> _Exercise_
In the listing below, pick out lines with "Foreshore".

Data records

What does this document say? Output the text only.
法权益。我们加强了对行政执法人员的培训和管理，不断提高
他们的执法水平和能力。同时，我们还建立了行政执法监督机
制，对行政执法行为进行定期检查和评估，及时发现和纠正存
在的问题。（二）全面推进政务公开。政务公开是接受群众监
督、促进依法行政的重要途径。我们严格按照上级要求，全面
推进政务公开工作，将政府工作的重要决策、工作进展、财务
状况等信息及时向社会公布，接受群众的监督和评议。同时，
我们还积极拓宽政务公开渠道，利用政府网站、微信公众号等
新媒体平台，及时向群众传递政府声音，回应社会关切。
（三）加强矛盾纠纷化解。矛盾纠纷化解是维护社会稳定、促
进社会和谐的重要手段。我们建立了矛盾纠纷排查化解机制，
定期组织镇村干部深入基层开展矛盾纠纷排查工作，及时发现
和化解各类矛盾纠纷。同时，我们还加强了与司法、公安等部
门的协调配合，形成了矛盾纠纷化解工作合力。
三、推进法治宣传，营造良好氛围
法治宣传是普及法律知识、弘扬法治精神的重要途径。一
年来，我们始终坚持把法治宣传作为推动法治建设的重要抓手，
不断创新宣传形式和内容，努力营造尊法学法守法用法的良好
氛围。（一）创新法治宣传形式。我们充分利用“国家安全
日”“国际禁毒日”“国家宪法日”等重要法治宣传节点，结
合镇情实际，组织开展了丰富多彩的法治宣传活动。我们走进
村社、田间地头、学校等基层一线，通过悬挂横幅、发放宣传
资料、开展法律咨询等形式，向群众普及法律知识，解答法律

...

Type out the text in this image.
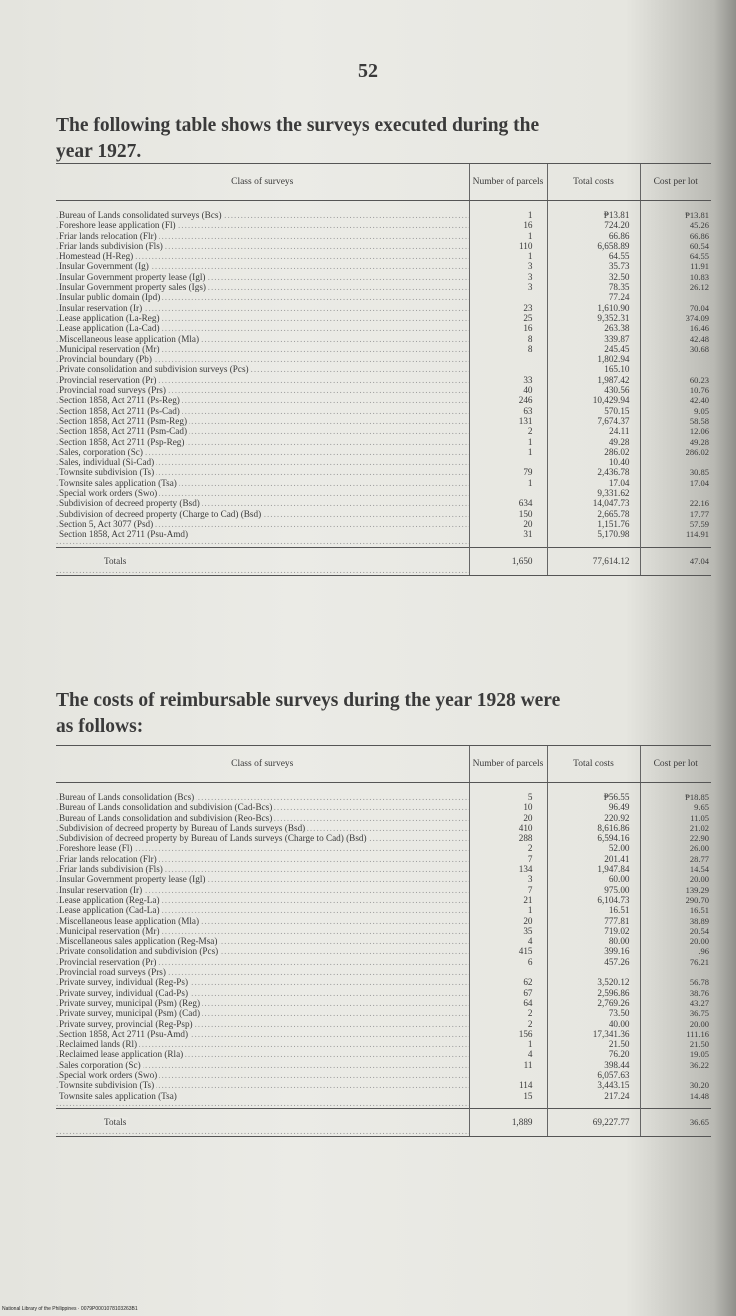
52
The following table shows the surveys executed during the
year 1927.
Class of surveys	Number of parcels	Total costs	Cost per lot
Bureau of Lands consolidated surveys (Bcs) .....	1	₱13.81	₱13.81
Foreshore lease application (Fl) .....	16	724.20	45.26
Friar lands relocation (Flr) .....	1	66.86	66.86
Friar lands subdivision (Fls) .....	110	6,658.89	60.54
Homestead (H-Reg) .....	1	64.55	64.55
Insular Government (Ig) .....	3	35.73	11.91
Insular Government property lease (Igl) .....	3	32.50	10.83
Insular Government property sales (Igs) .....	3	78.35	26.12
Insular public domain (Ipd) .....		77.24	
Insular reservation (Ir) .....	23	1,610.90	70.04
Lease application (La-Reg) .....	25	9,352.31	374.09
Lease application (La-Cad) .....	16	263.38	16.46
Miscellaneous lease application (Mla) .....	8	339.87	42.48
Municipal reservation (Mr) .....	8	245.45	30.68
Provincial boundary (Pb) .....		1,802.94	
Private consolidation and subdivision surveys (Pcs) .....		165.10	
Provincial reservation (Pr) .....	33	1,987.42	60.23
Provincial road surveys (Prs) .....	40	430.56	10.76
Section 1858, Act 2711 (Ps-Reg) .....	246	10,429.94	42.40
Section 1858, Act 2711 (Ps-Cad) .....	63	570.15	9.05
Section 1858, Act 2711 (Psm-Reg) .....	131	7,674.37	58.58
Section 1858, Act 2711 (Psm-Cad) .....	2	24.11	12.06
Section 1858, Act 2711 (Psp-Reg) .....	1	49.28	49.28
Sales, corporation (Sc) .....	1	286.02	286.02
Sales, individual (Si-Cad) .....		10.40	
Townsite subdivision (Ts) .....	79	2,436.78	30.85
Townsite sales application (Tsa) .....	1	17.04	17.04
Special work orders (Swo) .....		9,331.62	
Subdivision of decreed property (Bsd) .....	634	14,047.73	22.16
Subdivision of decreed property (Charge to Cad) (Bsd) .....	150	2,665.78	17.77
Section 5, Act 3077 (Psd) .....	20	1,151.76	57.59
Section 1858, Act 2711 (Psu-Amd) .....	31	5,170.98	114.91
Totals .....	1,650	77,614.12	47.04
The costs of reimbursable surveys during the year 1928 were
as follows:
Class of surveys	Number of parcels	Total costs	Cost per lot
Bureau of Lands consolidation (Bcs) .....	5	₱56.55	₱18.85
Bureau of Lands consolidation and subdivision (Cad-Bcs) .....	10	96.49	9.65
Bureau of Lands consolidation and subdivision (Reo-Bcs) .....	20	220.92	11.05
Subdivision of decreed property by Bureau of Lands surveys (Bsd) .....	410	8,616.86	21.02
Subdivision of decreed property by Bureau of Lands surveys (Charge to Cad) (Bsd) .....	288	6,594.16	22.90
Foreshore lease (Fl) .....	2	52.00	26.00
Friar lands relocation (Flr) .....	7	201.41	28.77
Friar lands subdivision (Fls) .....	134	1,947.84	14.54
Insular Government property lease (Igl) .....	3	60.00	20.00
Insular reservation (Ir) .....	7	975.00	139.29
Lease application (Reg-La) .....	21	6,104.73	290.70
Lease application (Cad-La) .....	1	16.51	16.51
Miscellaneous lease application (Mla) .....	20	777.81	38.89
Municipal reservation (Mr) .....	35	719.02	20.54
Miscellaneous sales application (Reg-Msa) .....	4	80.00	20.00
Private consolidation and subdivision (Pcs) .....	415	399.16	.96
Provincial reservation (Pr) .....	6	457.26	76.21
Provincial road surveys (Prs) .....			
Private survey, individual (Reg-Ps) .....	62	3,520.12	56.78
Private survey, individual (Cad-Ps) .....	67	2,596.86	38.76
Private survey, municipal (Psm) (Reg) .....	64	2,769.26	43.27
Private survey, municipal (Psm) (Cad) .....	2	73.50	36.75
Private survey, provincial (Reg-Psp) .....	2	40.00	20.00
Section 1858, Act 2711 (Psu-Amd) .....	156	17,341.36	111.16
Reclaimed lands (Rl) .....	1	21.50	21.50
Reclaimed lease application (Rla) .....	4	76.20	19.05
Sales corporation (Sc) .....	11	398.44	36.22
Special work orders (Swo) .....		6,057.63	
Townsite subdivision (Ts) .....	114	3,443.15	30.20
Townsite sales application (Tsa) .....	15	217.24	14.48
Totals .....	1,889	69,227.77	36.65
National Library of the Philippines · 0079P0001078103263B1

==

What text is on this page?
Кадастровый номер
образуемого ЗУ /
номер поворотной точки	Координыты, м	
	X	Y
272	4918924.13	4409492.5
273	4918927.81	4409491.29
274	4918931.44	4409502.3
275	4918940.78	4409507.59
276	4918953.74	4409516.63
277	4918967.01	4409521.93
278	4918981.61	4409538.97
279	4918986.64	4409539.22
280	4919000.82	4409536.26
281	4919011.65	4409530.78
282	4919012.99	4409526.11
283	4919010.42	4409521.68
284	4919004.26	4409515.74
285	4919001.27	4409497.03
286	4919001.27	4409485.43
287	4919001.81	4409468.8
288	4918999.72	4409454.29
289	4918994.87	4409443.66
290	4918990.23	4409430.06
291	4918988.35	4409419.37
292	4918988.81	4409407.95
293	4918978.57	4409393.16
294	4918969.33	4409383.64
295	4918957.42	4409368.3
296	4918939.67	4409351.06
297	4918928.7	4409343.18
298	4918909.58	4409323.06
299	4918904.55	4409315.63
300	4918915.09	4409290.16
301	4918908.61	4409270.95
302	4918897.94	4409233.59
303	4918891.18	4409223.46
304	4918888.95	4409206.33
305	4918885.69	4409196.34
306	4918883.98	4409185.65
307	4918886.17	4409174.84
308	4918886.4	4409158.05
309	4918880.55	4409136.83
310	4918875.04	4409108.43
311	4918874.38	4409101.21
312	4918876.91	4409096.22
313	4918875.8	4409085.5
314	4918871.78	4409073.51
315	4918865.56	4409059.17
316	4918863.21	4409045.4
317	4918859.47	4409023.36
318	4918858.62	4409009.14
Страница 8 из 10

> _Response_
Foreshore lease application (Fl) .....	16	724.20	45.26
Foreshore lease (Fl) .....	2	52.00	26.00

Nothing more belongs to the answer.